##### SUPPLIED RECORDS
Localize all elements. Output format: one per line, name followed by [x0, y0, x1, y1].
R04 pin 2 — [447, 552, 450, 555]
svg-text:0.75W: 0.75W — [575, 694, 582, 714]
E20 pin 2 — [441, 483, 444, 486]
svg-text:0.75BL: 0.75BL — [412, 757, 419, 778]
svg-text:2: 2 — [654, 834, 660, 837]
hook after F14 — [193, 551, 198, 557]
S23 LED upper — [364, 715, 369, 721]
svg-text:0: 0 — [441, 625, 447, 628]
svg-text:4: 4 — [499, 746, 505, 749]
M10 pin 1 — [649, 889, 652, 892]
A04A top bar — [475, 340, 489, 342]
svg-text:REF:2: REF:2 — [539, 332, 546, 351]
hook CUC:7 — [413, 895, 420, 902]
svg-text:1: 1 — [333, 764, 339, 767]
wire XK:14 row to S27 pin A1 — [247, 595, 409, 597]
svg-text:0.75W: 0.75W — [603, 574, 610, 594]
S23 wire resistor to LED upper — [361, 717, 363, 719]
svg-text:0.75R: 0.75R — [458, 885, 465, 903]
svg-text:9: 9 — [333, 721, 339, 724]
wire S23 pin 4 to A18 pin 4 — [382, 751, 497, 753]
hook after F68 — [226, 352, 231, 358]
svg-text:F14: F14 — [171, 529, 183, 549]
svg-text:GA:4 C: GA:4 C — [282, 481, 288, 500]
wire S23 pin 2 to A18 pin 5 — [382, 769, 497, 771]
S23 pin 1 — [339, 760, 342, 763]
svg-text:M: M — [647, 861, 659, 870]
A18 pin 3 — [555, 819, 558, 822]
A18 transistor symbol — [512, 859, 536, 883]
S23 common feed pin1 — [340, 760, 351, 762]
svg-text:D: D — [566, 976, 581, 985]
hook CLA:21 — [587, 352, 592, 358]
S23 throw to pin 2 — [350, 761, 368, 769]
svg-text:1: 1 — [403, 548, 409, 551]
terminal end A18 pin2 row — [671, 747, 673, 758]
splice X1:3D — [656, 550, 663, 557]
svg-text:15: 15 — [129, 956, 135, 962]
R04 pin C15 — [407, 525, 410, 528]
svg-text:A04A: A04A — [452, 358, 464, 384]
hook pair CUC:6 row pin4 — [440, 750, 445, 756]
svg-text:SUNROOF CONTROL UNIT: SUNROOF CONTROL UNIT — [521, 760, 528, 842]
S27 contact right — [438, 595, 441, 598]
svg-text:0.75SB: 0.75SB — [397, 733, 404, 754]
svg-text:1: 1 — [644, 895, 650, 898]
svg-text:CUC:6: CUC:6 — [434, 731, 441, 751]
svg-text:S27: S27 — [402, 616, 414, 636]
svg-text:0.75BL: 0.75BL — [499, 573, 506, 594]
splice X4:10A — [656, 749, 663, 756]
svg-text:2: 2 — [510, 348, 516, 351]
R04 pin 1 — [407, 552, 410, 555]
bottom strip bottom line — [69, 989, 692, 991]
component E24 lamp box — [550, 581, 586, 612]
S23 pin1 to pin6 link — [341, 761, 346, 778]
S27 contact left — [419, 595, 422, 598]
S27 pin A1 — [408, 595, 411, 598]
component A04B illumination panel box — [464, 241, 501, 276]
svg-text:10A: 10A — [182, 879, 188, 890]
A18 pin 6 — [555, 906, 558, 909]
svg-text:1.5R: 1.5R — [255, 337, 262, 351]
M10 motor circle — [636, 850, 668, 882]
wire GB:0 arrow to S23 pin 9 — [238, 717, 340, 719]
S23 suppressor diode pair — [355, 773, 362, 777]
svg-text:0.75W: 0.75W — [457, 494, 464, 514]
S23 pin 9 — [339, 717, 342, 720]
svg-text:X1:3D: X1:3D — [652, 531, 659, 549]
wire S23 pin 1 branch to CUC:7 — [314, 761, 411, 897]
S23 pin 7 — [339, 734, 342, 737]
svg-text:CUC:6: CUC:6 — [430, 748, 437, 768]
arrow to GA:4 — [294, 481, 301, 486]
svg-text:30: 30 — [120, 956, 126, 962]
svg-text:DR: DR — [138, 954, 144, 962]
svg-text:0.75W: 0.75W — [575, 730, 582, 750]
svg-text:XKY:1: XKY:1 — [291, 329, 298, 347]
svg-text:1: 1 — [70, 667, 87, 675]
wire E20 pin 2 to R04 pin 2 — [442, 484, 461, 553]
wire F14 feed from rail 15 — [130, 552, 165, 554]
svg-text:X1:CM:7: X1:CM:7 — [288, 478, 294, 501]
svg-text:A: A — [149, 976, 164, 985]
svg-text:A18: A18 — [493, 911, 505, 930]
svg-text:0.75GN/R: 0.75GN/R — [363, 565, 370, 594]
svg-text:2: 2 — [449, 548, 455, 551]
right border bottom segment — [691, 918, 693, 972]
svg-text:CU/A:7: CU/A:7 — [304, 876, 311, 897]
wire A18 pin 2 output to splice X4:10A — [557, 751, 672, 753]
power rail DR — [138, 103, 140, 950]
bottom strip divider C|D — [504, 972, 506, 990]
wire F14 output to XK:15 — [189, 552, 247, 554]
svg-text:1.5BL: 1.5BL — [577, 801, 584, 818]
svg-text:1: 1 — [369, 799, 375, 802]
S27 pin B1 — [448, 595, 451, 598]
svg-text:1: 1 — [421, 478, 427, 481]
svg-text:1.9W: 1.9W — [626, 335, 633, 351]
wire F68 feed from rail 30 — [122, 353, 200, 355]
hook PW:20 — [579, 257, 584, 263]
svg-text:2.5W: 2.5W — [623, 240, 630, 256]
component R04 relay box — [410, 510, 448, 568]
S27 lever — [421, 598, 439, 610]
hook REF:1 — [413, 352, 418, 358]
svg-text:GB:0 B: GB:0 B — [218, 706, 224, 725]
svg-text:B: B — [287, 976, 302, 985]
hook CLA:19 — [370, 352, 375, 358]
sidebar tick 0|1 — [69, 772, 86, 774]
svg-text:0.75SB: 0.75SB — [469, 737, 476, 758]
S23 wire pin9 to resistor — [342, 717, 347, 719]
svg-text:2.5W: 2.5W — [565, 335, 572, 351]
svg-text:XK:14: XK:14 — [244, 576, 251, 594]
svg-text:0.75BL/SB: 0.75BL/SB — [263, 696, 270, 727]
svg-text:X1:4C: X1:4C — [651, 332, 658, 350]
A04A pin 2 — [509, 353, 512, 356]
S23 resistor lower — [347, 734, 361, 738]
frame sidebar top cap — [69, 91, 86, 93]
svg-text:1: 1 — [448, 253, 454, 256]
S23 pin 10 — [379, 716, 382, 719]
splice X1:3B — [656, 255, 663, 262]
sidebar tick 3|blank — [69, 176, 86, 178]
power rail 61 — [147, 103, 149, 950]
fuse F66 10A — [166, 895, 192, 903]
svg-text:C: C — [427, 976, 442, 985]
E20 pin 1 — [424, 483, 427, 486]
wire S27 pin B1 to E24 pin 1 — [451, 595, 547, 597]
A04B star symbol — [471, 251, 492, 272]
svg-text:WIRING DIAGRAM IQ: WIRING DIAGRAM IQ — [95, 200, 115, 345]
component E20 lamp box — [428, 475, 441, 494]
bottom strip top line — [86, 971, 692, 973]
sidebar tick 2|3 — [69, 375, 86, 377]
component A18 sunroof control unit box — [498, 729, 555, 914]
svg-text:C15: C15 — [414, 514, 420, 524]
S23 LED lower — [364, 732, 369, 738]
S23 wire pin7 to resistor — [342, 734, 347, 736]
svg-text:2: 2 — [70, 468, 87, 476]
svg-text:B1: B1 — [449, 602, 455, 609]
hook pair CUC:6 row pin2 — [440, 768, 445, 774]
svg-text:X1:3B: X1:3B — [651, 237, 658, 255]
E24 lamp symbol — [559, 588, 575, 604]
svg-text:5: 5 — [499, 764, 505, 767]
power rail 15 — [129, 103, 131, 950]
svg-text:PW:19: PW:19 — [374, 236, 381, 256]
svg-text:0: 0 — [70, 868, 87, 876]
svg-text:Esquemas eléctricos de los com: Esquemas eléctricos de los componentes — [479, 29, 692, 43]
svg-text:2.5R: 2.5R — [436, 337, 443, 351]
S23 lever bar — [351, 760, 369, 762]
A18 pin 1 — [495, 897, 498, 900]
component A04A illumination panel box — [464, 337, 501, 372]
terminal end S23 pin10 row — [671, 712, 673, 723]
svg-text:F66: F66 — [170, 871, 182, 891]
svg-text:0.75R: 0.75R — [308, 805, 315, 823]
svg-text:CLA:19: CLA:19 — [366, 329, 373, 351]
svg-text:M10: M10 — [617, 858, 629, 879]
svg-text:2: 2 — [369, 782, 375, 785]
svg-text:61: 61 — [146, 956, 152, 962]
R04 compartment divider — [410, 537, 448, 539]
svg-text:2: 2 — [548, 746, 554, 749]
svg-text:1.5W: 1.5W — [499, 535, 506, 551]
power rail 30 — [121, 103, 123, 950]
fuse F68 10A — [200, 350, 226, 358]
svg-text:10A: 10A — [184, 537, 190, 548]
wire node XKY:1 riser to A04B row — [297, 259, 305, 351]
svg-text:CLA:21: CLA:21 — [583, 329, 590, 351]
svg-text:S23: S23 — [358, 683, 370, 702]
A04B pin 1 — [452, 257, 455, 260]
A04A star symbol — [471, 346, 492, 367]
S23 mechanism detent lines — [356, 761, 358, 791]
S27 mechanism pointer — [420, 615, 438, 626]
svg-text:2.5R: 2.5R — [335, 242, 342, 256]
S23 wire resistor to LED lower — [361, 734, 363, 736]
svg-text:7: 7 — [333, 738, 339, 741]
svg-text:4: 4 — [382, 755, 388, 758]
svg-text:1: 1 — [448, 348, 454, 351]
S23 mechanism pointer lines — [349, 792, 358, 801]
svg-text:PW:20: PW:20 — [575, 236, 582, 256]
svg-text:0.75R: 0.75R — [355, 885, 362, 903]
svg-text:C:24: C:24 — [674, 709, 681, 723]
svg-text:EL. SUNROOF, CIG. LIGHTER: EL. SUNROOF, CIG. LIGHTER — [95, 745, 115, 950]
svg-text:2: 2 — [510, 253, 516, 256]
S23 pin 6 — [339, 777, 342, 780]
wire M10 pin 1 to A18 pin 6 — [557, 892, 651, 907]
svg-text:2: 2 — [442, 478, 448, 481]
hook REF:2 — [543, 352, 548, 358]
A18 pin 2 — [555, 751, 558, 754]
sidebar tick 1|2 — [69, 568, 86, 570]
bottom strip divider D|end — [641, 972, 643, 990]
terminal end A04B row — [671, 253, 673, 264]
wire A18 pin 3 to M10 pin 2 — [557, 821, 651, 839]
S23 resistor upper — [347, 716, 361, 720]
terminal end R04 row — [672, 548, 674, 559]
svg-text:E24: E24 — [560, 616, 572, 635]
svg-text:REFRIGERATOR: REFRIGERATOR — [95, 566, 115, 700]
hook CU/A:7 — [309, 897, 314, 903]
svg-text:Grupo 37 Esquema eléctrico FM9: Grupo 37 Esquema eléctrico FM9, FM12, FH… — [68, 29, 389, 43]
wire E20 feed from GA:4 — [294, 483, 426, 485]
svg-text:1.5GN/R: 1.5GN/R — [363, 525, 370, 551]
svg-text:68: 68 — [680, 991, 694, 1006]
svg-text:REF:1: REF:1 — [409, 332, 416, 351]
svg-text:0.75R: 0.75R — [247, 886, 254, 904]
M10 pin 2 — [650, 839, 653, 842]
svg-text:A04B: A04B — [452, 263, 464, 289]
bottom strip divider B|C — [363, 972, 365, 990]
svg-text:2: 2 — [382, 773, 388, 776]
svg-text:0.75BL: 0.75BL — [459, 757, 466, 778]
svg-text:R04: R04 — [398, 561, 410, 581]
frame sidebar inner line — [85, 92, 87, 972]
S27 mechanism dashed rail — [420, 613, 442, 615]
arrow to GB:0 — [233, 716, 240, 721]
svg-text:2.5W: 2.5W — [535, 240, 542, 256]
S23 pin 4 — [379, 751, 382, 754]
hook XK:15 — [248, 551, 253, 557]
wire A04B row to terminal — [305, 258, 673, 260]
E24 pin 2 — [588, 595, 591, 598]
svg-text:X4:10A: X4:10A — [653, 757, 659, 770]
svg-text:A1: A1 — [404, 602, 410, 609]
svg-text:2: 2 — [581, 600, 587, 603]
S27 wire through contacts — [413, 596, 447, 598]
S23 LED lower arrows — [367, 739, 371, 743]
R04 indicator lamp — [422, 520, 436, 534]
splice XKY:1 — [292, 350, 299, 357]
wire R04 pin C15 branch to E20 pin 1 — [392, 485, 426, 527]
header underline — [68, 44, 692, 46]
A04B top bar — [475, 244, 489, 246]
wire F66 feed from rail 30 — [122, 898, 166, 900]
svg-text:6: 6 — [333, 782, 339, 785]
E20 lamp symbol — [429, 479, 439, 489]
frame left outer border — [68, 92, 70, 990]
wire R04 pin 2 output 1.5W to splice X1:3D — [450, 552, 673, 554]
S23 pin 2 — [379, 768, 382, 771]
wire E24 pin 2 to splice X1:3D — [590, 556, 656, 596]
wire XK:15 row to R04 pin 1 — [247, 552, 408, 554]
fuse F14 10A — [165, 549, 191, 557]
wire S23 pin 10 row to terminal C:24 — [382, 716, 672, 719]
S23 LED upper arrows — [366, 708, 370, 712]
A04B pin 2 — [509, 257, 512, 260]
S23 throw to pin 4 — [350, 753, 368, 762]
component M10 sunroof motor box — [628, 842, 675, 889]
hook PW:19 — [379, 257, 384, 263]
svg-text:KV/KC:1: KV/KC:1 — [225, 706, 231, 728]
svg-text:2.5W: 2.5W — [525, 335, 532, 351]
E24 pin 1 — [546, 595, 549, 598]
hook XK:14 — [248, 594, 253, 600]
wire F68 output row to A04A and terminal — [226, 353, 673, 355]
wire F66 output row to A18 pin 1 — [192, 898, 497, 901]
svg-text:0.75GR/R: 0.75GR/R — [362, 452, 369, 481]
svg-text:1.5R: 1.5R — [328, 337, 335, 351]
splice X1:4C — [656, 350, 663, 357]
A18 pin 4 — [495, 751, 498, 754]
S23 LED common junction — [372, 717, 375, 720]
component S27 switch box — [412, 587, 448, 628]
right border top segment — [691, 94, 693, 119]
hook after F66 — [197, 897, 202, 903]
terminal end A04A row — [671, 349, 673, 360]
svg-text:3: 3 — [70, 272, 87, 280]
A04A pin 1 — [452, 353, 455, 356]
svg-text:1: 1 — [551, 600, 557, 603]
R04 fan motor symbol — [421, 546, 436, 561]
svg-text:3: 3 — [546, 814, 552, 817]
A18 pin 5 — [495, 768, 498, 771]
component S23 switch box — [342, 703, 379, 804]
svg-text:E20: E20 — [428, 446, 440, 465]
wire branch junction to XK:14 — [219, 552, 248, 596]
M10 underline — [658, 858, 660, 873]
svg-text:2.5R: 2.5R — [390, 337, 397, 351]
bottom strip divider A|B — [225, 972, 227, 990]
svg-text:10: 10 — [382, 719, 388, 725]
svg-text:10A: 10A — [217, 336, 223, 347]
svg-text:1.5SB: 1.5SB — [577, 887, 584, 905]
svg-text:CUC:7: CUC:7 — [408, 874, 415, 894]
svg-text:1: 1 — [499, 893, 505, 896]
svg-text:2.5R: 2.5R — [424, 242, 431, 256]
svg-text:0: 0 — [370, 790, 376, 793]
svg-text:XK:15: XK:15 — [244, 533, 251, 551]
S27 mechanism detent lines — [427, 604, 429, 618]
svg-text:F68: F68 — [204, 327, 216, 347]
##########
▶ **TASK STATEMENT**
Copy out the rows word for word, starting at the first row and ending at the row that contains "R04 pin C15 — [407, 525, 410, 528]", with both ends included.

▶ **EXPECTED ANSWER**
Localize all elements. Output format: one per line, name followed by [x0, y0, x1, y1].
R04 pin 2 — [447, 552, 450, 555]
svg-text:0.75W: 0.75W — [575, 694, 582, 714]
E20 pin 2 — [441, 483, 444, 486]
svg-text:0.75BL: 0.75BL — [412, 757, 419, 778]
svg-text:2: 2 — [654, 834, 660, 837]
hook after F14 — [193, 551, 198, 557]
S23 LED upper — [364, 715, 369, 721]
svg-text:0: 0 — [441, 625, 447, 628]
svg-text:4: 4 — [499, 746, 505, 749]
M10 pin 1 — [649, 889, 652, 892]
A04A top bar — [475, 340, 489, 342]
svg-text:REF:2: REF:2 — [539, 332, 546, 351]
hook CUC:7 — [413, 895, 420, 902]
svg-text:1: 1 — [333, 764, 339, 767]
wire XK:14 row to S27 pin A1 — [247, 595, 409, 597]
svg-text:0.75W: 0.75W — [603, 574, 610, 594]
S23 wire resistor to LED upper — [361, 717, 363, 719]
svg-text:0.75R: 0.75R — [458, 885, 465, 903]
svg-text:9: 9 — [333, 721, 339, 724]
wire S23 pin 4 to A18 pin 4 — [382, 751, 497, 753]
hook after F68 — [226, 352, 231, 358]
svg-text:F14: F14 — [171, 529, 183, 549]
svg-text:GA:4 C: GA:4 C — [282, 481, 288, 500]
wire S23 pin 2 to A18 pin 5 — [382, 769, 497, 771]
S23 pin 1 — [339, 760, 342, 763]
svg-text:M: M — [647, 861, 659, 870]
A18 pin 3 — [555, 819, 558, 822]
A18 transistor symbol — [512, 859, 536, 883]
S23 common feed pin1 — [340, 760, 351, 762]
svg-text:D: D — [566, 976, 581, 985]
hook CLA:21 — [587, 352, 592, 358]
S23 throw to pin 2 — [350, 761, 368, 769]
svg-text:1: 1 — [403, 548, 409, 551]
terminal end A18 pin2 row — [671, 747, 673, 758]
splice X1:3D — [656, 550, 663, 557]
svg-text:15: 15 — [129, 956, 135, 962]
R04 pin C15 — [407, 525, 410, 528]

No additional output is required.